● SET EXERCISE: Only the pictures are left out: repeat the rest of the entries exactly.

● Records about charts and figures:
╔══
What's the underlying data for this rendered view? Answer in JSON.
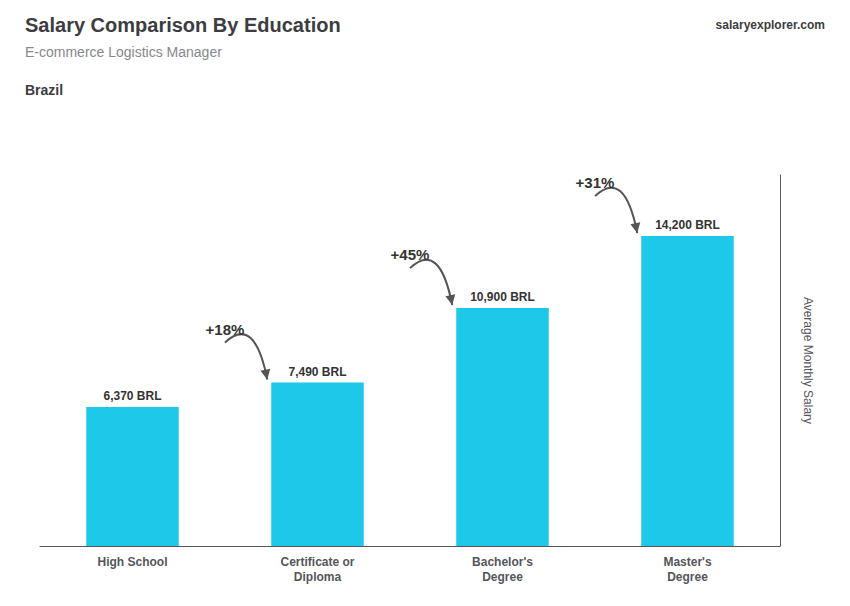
{
  "chart_data": {
    "type": "bar",
    "title": "Salary Comparison By Education",
    "subtitle": "E-commerce Logistics Manager",
    "annotations": [
      "Brazil",
      "salaryexplorer.com"
    ],
    "change_labels": [
      "+18%",
      "+45%",
      "+31%"
    ],
    "categories": [
      "High School",
      "Certificate or\nDiploma",
      "Bachelor's\nDegree",
      "Master's\nDegree"
    ],
    "values": [
      6370,
      7490,
      10900,
      14200
    ],
    "value_labels": [
      "6,370 BRL",
      "7,490 BRL",
      "10,900 BRL",
      "14,200 BRL"
    ],
    "data_labels": true,
    "color": "#1EC8E8",
    "ylabel": "Average Monthly Salary",
    "ylim": [
      0,
      17000
    ],
    "grid": false,
    "tick_labels": "x"
  }
}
╚══
● OUTPUT FOR THIS TASK:
What's the underlying data for this rendered view? Answer in JSON.
{
  "chart_data": {
    "type": "bar",
    "title": "Salary Comparison By Education",
    "subtitle": "E-commerce Logistics Manager",
    "annotations": [
      "Brazil",
      "salaryexplorer.com"
    ],
    "change_labels": [
      "+18%",
      "+45%",
      "+31%"
    ],
    "categories": [
      "High School",
      "Certificate or\nDiploma",
      "Bachelor's\nDegree",
      "Master's\nDegree"
    ],
    "values": [
      6370,
      7490,
      10900,
      14200
    ],
    "value_labels": [
      "6,370 BRL",
      "7,490 BRL",
      "10,900 BRL",
      "14,200 BRL"
    ],
    "data_labels": true,
    "color": "#1EC8E8",
    "ylabel": "Average Monthly Salary",
    "ylim": [
      0,
      17000
    ],
    "grid": false,
    "tick_labels": "x"
  }
}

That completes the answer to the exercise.